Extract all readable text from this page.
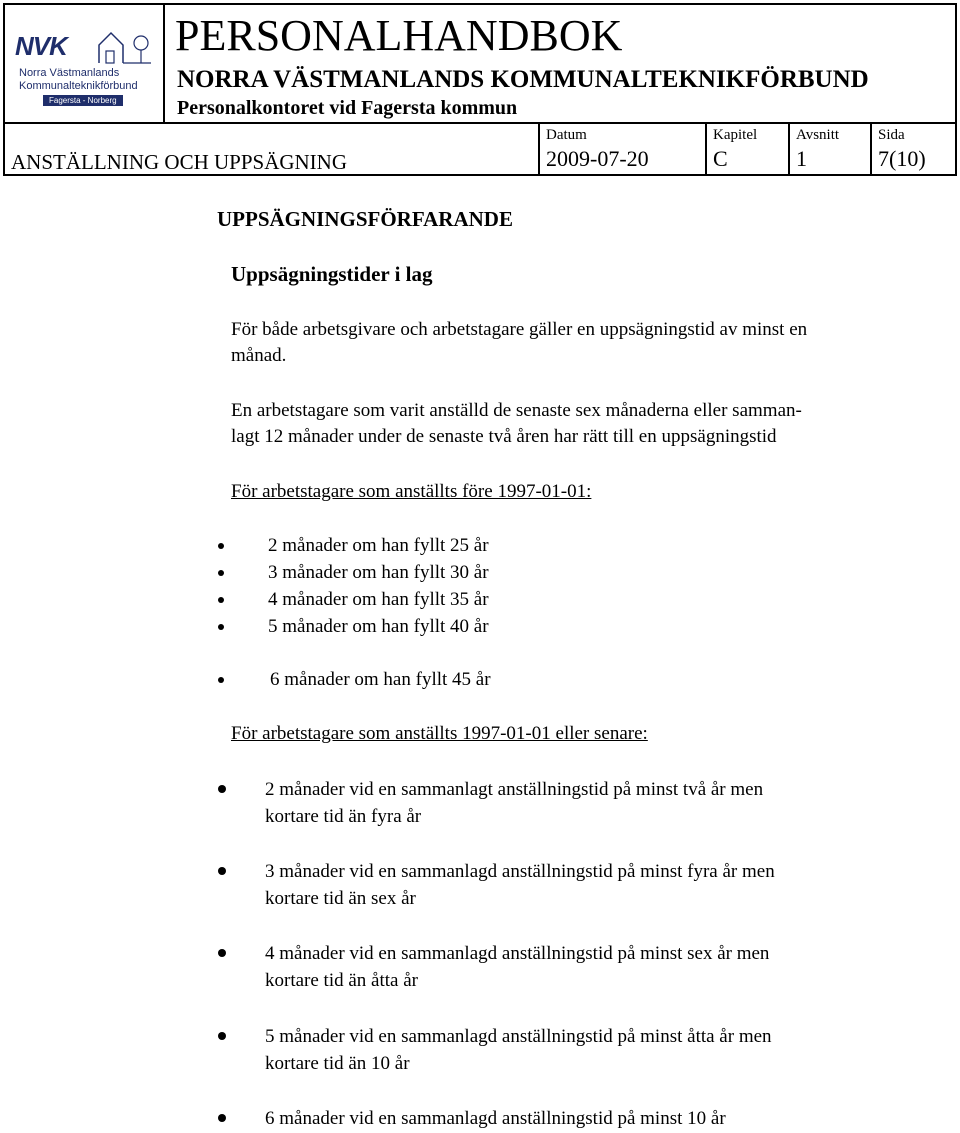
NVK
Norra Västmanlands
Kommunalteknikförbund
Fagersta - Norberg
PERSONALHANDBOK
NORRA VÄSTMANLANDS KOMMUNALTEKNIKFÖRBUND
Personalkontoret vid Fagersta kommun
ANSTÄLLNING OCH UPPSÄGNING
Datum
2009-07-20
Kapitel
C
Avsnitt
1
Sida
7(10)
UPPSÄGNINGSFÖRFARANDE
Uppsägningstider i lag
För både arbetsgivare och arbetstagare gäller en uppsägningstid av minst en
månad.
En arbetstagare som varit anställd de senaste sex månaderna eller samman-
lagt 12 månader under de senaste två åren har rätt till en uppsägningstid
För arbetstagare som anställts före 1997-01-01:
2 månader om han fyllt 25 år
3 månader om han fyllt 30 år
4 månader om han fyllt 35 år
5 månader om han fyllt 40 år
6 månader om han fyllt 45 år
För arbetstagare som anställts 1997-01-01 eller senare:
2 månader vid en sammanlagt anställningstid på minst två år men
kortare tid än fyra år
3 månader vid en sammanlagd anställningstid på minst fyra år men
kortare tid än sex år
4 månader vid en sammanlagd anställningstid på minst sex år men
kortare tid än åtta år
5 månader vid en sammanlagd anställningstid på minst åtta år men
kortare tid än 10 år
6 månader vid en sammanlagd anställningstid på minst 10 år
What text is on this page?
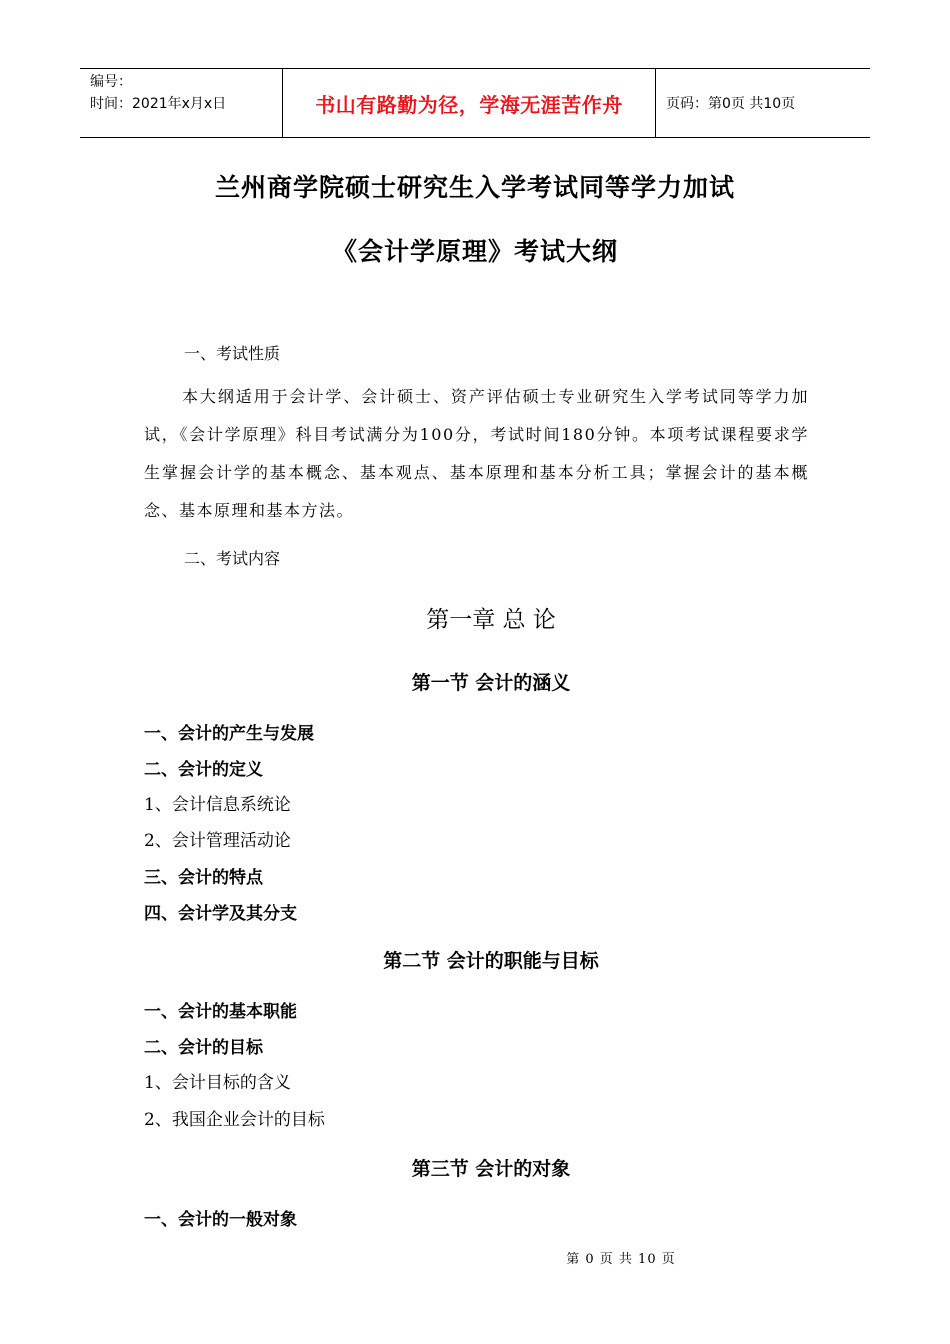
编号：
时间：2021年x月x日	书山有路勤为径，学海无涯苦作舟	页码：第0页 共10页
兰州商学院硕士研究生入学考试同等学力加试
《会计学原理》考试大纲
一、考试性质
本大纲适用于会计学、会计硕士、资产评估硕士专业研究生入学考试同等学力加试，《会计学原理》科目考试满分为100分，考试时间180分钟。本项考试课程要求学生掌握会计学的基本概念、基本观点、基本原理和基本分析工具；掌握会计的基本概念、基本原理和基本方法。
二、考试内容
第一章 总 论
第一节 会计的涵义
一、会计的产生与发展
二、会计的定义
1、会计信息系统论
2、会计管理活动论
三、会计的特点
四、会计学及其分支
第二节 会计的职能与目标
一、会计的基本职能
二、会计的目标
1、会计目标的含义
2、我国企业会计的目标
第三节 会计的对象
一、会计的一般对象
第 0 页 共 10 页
• • • • • • •
**INSTRUCTION:**
Using the listing, copy every line where the word "kortare" shows up.

**EXERCISE OUTPUT:**
kortare tid än fyra år
kortare tid än sex år
kortare tid än åtta år
kortare tid än 10 år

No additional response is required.